◆ Records for processing:
--------------------------------

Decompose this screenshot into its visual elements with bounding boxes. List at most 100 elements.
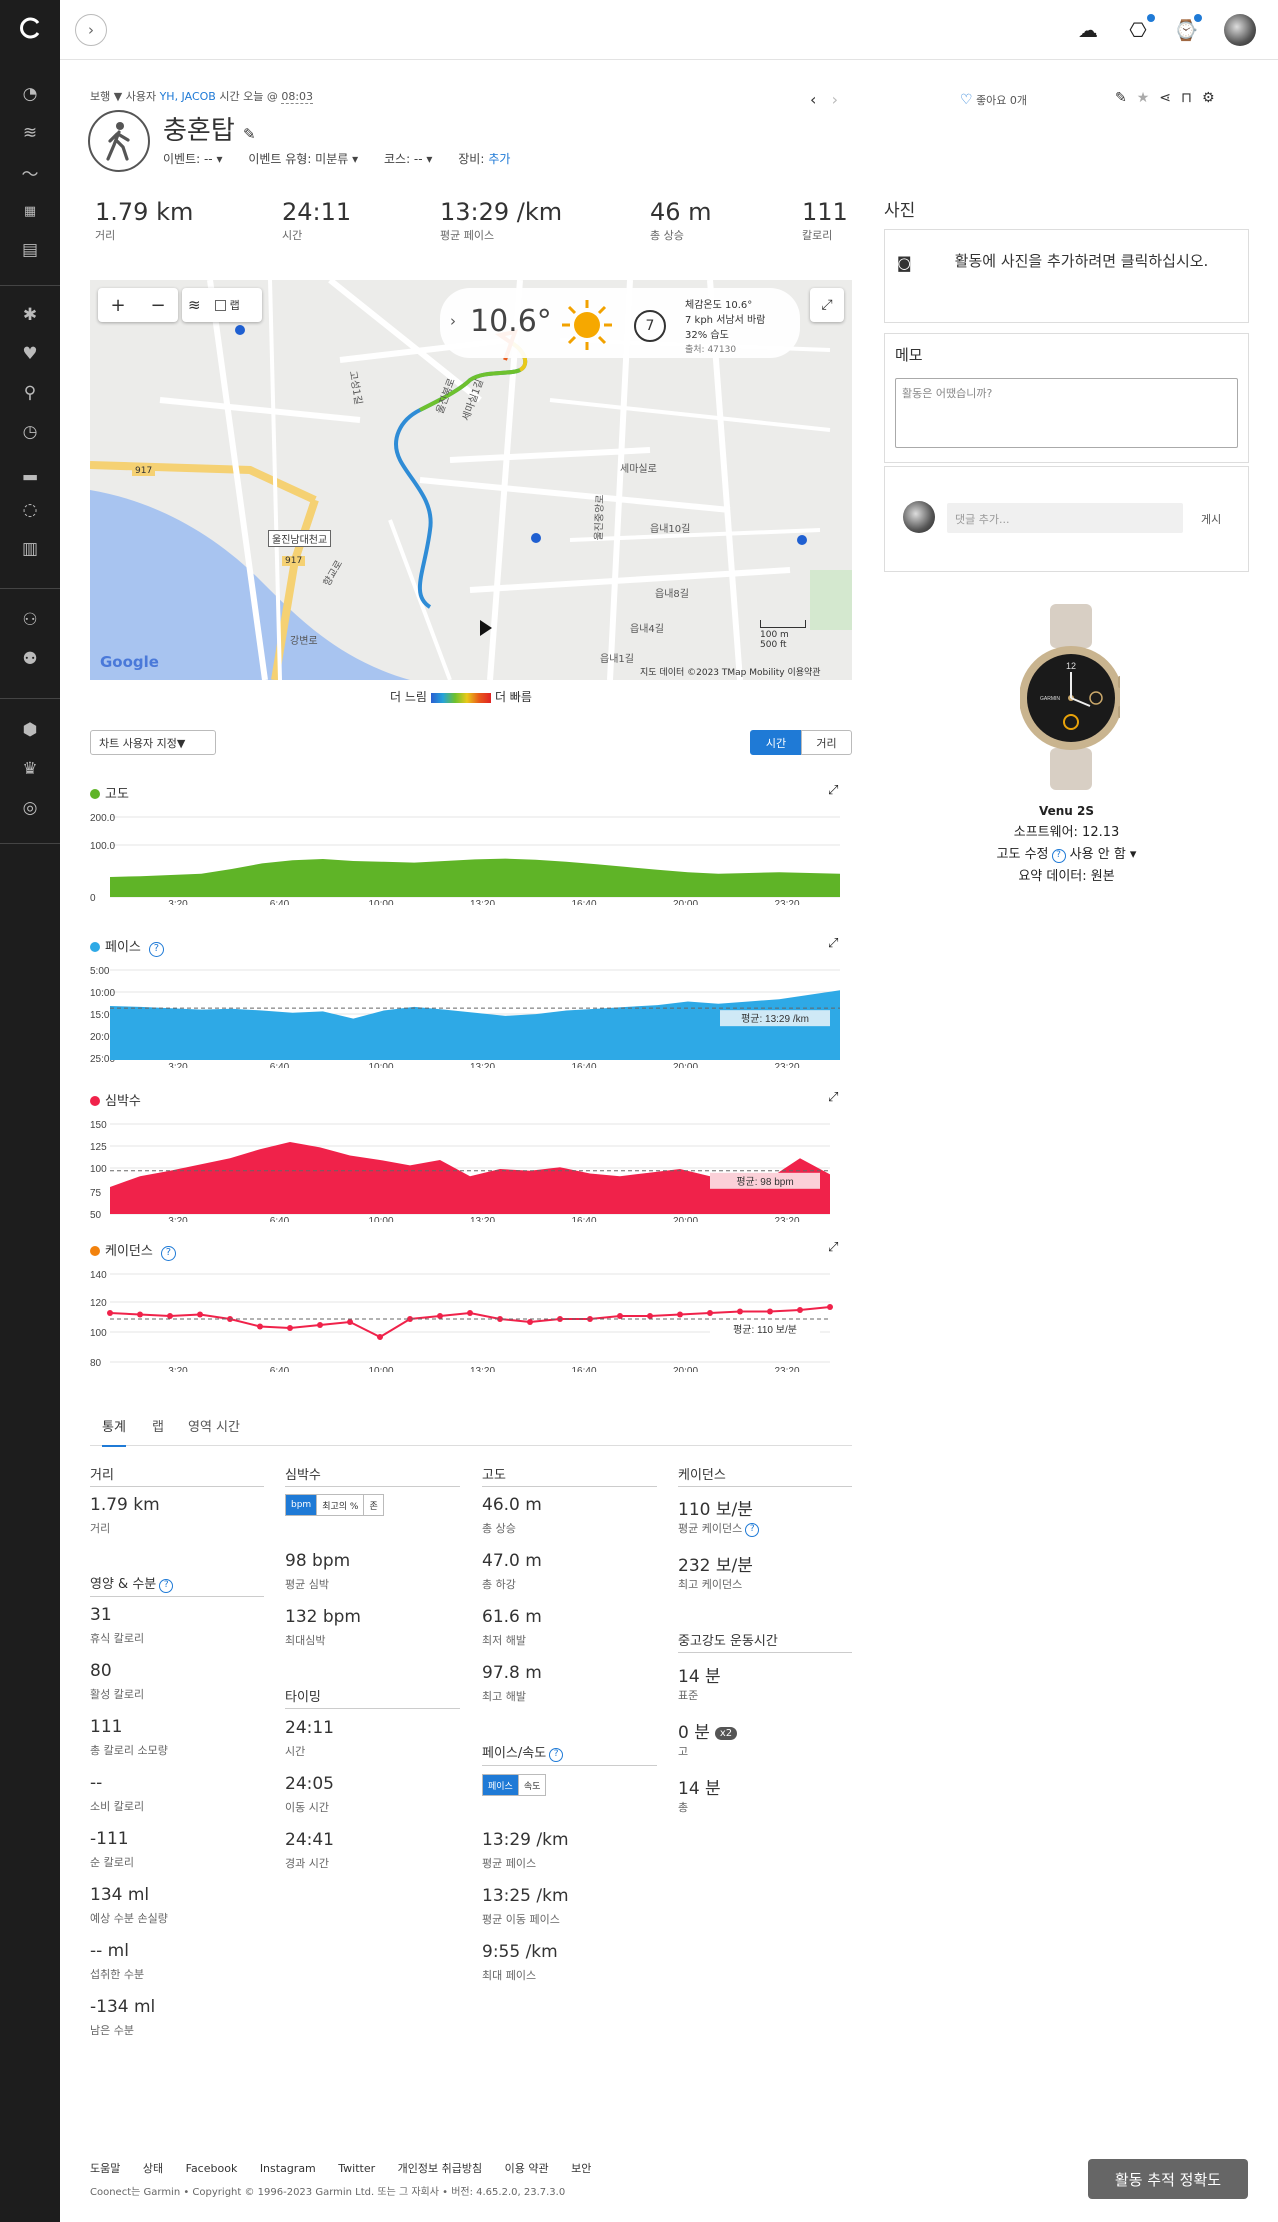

--------------------------------

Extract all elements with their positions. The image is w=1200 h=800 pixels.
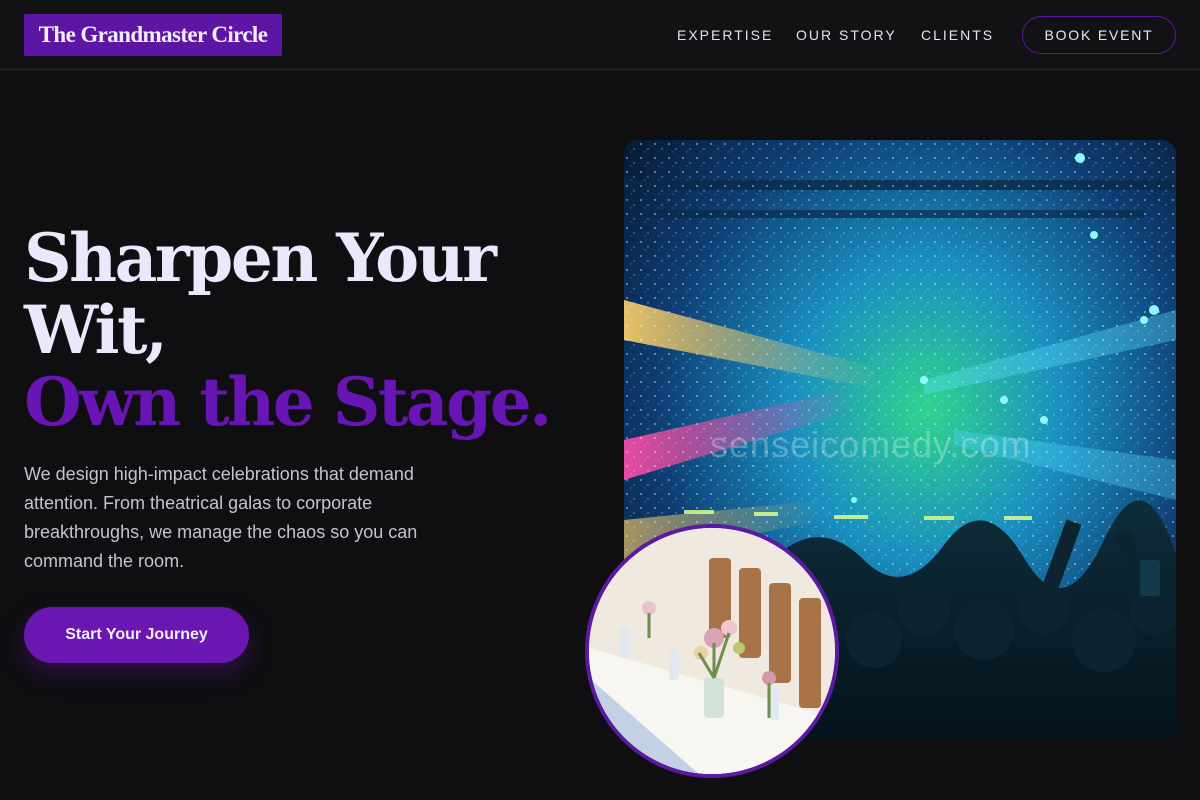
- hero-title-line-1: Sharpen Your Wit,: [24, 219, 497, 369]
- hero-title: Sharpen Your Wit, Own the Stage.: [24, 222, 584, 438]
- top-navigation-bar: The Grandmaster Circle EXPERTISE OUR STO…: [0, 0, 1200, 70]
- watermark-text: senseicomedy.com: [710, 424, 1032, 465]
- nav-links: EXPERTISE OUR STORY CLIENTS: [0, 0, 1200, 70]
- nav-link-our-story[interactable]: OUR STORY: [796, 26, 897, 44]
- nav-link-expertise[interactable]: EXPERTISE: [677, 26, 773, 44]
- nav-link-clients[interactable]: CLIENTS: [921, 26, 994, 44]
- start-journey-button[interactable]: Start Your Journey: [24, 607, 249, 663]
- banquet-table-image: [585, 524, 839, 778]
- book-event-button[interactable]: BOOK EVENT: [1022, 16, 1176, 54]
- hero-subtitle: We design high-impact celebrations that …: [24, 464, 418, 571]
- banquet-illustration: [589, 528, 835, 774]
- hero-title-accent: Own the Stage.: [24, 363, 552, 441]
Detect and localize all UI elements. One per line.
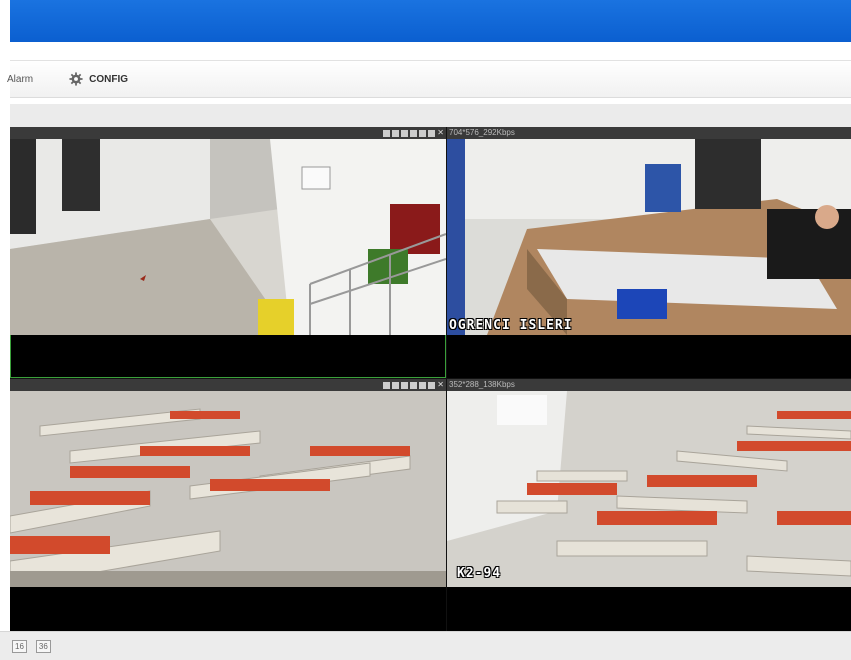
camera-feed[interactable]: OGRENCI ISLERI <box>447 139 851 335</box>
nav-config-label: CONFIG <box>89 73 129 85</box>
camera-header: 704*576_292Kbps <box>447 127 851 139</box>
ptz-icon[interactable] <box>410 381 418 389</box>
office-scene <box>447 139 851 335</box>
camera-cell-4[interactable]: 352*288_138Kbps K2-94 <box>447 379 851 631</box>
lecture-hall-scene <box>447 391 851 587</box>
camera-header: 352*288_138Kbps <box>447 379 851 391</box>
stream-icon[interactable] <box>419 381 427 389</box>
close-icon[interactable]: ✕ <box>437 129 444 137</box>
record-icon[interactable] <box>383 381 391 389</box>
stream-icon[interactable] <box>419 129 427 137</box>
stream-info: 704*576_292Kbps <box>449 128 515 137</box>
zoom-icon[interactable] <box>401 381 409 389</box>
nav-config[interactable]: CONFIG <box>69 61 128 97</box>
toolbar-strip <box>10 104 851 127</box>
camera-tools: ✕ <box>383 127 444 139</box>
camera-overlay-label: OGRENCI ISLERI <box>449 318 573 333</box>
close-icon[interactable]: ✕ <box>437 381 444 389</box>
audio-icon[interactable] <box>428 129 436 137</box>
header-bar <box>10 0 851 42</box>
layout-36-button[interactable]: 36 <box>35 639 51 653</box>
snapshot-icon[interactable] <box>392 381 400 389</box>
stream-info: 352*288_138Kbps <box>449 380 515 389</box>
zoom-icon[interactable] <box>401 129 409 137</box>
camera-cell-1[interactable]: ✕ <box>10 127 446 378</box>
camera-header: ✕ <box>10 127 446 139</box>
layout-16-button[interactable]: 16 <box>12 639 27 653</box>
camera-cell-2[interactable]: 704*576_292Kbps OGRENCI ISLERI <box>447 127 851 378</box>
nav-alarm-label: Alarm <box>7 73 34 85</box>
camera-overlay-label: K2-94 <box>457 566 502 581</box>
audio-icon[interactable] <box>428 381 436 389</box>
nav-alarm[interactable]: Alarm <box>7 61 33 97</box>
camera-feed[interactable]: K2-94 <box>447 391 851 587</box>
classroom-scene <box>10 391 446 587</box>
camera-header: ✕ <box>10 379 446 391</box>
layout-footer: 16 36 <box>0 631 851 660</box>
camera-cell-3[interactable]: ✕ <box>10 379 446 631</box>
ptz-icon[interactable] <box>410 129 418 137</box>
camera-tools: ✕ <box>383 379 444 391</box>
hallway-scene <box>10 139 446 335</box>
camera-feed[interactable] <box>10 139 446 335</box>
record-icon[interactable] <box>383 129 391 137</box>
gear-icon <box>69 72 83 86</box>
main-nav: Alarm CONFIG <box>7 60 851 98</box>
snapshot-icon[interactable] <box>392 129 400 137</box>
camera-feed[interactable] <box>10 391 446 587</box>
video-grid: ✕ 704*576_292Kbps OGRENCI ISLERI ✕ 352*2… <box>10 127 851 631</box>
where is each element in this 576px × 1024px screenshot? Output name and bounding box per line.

--------------------------------

◆ Written exercise: Copy the material word for word, starting with the line that contains "Extract all elements" and going on through the line that contains "- top-navigation-bar: The", and leave the pictures out of your copy.

◆ Result for this task:
Extract all elements with their positions. The image is w=1200 h=800 pixels.
- hero-title-line-1: Sharpen Your Wit,: [24, 219, 497, 369]
- hero-title: Sharpen Your Wit, Own the Stage.: [24, 222, 584, 438]
- top-navigation-bar: The Grandmaster Circle EXPERTISE OUR STO…: [0, 0, 1200, 70]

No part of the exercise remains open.